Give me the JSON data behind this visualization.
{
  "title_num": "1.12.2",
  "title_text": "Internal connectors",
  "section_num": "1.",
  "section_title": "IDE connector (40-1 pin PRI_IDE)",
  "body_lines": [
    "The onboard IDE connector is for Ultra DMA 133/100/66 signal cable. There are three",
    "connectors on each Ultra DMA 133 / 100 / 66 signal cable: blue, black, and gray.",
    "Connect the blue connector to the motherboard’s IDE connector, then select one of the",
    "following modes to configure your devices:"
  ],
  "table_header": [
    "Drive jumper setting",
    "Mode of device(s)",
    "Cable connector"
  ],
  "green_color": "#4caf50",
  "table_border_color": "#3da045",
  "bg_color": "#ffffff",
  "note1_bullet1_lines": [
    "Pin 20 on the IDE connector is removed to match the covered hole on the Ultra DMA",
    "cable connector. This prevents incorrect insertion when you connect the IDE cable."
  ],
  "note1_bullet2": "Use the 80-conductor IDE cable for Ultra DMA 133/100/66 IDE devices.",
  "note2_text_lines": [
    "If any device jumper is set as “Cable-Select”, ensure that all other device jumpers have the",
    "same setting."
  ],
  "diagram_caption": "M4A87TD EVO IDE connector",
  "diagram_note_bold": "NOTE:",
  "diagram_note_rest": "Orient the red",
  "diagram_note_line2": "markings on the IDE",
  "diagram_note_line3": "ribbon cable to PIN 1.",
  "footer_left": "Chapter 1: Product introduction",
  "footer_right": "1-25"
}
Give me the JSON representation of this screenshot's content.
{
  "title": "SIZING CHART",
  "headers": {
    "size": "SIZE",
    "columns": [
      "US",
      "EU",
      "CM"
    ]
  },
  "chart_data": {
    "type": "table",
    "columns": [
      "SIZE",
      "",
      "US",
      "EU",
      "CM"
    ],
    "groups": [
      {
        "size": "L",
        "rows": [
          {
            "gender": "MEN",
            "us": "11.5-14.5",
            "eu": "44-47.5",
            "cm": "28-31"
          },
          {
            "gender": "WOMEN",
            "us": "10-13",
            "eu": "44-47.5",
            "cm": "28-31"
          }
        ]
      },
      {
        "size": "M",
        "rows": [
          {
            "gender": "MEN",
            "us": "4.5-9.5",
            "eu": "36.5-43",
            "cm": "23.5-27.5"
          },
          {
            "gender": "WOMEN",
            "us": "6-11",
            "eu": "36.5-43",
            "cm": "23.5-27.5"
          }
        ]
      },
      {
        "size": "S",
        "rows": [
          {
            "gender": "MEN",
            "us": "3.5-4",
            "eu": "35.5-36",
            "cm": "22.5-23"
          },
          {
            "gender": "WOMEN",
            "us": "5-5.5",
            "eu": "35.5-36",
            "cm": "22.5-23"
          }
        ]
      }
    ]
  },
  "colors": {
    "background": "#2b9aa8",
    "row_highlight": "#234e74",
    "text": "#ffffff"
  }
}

**AIM**
Collect, from the material above, every line containing the word "JSON".

**CORRECT ANSWER**
Give me the JSON data behind this visualization.
Give me the JSON representation of this screenshot's content.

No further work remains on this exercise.